━━ Listed entries ━━

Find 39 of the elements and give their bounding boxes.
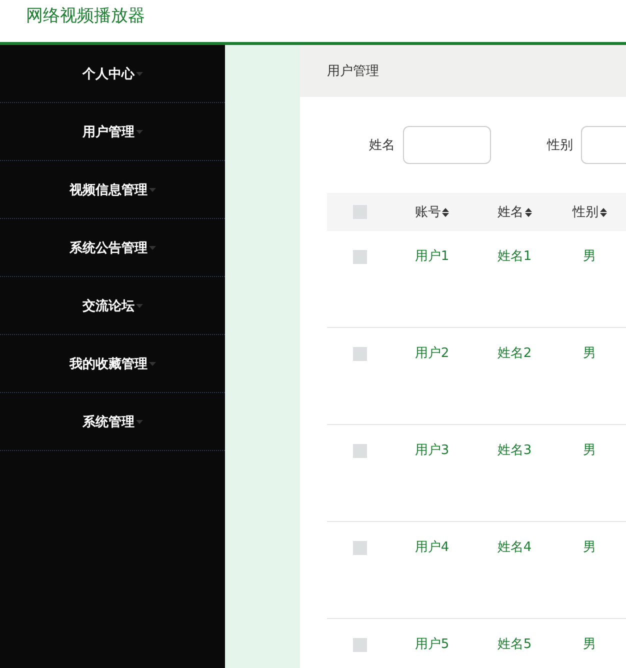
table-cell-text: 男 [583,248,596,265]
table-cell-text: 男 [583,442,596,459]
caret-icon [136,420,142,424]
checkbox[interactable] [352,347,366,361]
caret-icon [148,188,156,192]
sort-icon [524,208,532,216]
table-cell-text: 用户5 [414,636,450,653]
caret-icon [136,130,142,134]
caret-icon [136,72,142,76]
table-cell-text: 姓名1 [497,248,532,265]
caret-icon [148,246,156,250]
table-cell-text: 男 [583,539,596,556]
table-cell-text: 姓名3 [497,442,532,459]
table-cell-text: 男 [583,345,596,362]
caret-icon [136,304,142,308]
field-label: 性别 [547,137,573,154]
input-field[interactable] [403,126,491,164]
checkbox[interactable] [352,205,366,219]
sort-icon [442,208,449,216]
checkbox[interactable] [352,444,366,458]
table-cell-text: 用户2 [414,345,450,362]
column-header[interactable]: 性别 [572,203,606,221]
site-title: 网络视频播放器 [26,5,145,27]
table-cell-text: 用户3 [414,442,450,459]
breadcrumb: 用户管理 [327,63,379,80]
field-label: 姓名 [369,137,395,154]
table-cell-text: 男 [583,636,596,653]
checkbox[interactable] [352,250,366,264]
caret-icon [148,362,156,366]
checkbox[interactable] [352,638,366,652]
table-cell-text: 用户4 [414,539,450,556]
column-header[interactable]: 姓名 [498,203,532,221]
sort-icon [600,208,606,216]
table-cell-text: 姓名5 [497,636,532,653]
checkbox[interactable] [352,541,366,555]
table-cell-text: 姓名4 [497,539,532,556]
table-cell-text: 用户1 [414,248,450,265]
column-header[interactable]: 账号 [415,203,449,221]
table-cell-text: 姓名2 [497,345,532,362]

━━━

■ What is being asked
Please write out only the lines starting with the line that contains "table-cell-text: 男 [583,248,596,265]" and going on through the line that contains "column-header[interactable]: 账号 [415,203,449,221]", swapping "caret-icon" for "chevron-icon" and keeping everything else the same.

■ Complete output
table-cell-text: 男 [583,248,596,265]
table-cell-text: 男 [583,442,596,459]
chevron-icon [136,420,142,424]
checkbox[interactable] [352,347,366,361]
chevron-icon [148,188,156,192]
sort-icon [524,208,532,216]
table-cell-text: 用户5 [414,636,450,653]
chevron-icon [136,130,142,134]
chevron-icon [136,72,142,76]
table-cell-text: 姓名1 [497,248,532,265]
chevron-icon [148,246,156,250]
table-cell-text: 男 [583,539,596,556]
table-cell-text: 姓名3 [497,442,532,459]
table-cell-text: 男 [583,345,596,362]
chevron-icon [136,304,142,308]
field-label: 性别 [547,137,573,154]
input-field[interactable] [403,126,491,164]
checkbox[interactable] [352,205,366,219]
sort-icon [442,208,449,216]
checkbox[interactable] [352,444,366,458]
table-cell-text: 用户2 [414,345,450,362]
column-header[interactable]: 性别 [572,203,606,221]
site-title: 网络视频播放器 [26,5,145,27]
table-cell-text: 用户3 [414,442,450,459]
breadcrumb: 用户管理 [327,63,379,80]
field-label: 姓名 [369,137,395,154]
table-cell-text: 男 [583,636,596,653]
checkbox[interactable] [352,250,366,264]
chevron-icon [148,362,156,366]
checkbox[interactable] [352,638,366,652]
table-cell-text: 用户4 [414,539,450,556]
column-header[interactable]: 姓名 [498,203,532,221]
sort-icon [600,208,606,216]
table-cell-text: 姓名5 [497,636,532,653]
checkbox[interactable] [352,541,366,555]
table-cell-text: 姓名4 [497,539,532,556]
table-cell-text: 用户1 [414,248,450,265]
column-header[interactable]: 账号 [415,203,449,221]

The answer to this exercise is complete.